▼▼▼

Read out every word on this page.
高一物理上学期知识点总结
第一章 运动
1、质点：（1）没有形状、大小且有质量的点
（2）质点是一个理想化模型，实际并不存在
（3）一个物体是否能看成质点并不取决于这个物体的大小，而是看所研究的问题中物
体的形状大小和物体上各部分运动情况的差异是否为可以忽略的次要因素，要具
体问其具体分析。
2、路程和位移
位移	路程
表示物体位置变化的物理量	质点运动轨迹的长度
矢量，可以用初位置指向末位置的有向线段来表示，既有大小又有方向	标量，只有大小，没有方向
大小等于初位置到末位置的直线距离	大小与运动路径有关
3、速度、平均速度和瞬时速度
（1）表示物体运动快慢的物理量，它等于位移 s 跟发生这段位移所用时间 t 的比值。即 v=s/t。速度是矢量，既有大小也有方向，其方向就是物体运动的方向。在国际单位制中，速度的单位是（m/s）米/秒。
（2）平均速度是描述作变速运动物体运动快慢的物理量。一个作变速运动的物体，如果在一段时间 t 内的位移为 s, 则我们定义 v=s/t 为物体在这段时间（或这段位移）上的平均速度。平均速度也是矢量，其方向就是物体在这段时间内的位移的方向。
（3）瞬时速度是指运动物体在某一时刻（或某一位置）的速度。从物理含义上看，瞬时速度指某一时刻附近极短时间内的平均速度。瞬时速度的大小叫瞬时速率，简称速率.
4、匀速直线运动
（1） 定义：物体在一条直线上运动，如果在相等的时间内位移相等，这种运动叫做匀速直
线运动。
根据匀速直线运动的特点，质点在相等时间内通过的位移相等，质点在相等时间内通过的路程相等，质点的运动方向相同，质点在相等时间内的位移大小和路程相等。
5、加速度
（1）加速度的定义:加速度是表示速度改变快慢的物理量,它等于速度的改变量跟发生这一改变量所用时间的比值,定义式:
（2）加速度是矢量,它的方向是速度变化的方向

▲▲▲

> [AIM]: Reproduce each line verbatim.

> [SOLUTION FOR THIS EXERCISE]:
Read out every word on this page.
高一物理上学期知识点总结
第一章 运动
1、质点：（1）没有形状、大小且有质量的点
（2）质点是一个理想化模型，实际并不存在
（3）一个物体是否能看成质点并不取决于这个物体的大小，而是看所研究的问题中物
体的形状大小和物体上各部分运动情况的差异是否为可以忽略的次要因素，要具
体问其具体分析。
2、路程和位移
位移	路程
表示物体位置变化的物理量	质点运动轨迹的长度
矢量，可以用初位置指向末位置的有向线段来表示，既有大小又有方向	标量，只有大小，没有方向
大小等于初位置到末位置的直线距离	大小与运动路径有关
3、速度、平均速度和瞬时速度
（1）表示物体运动快慢的物理量，它等于位移 s 跟发生这段位移所用时间 t 的比值。即 v=s/t。速度是矢量，既有大小也有方向，其方向就是物体运动的方向。在国际单位制中，速度的单位是（m/s）米/秒。
（2）平均速度是描述作变速运动物体运动快慢的物理量。一个作变速运动的物体，如果在一段时间 t 内的位移为 s, 则我们定义 v=s/t 为物体在这段时间（或这段位移）上的平均速度。平均速度也是矢量，其方向就是物体在这段时间内的位移的方向。
（3）瞬时速度是指运动物体在某一时刻（或某一位置）的速度。从物理含义上看，瞬时速度指某一时刻附近极短时间内的平均速度。瞬时速度的大小叫瞬时速率，简称速率.
4、匀速直线运动
（1） 定义：物体在一条直线上运动，如果在相等的时间内位移相等，这种运动叫做匀速直
线运动。
根据匀速直线运动的特点，质点在相等时间内通过的位移相等，质点在相等时间内通过的路程相等，质点的运动方向相同，质点在相等时间内的位移大小和路程相等。
5、加速度
（1）加速度的定义:加速度是表示速度改变快慢的物理量,它等于速度的改变量跟发生这一改变量所用时间的比值,定义式:
（2）加速度是矢量,它的方向是速度变化的方向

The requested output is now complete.